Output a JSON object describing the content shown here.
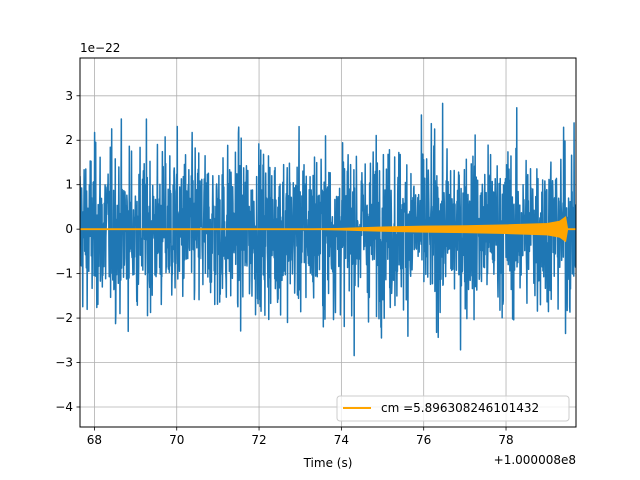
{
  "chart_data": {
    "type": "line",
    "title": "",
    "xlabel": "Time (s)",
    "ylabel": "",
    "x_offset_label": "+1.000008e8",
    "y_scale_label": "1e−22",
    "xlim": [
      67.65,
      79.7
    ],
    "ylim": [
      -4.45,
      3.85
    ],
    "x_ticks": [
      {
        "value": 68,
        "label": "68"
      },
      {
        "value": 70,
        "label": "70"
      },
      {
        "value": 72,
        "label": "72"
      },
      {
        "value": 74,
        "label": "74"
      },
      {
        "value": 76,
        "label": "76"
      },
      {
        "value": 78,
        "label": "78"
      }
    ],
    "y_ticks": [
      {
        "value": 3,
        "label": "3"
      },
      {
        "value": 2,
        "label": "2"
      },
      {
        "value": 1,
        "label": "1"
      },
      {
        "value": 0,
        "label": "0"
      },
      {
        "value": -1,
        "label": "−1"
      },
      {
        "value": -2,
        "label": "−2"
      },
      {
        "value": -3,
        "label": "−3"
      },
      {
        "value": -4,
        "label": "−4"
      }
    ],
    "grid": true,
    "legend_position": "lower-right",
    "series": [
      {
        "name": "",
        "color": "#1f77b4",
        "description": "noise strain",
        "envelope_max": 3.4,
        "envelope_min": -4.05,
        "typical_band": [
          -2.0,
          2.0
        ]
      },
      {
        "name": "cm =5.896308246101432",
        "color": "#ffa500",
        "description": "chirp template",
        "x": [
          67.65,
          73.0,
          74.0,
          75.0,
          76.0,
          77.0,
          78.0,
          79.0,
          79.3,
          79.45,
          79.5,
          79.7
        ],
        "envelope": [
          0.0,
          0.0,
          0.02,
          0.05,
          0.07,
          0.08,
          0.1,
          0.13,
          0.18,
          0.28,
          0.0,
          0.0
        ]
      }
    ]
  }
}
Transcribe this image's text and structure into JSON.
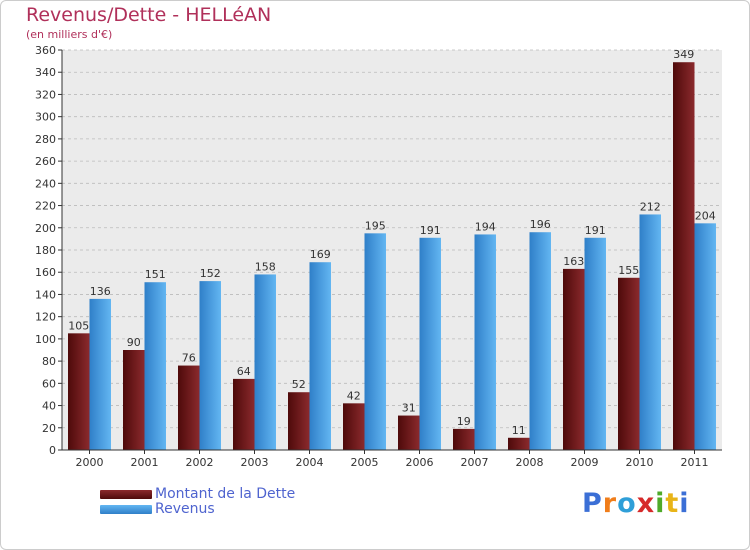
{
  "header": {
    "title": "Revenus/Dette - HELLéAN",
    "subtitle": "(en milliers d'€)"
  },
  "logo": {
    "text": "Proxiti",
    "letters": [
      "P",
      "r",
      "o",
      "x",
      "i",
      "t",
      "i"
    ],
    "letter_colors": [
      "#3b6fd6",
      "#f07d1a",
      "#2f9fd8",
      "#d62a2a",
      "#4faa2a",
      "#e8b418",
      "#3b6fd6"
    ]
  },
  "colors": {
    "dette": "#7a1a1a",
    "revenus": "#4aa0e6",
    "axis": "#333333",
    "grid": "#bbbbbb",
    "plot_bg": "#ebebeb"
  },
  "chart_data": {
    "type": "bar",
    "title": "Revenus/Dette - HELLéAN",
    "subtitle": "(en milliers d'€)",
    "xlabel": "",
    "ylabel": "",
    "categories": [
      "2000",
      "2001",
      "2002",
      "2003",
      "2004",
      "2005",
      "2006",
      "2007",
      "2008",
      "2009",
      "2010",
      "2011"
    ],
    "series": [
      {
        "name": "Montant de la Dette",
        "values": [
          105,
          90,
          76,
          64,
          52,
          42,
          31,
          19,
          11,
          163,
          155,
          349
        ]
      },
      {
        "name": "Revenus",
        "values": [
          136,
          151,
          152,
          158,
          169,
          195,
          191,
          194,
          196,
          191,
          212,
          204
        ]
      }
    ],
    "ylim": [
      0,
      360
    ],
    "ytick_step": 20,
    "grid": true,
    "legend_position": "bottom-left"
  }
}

▬▬▬▬▬▬▬▬▬▬

Stated task - In the lines above, locate the string "description". Copy every line where it occurs.

Written response -
        "description": "noise strain",
        "description": "chirp template",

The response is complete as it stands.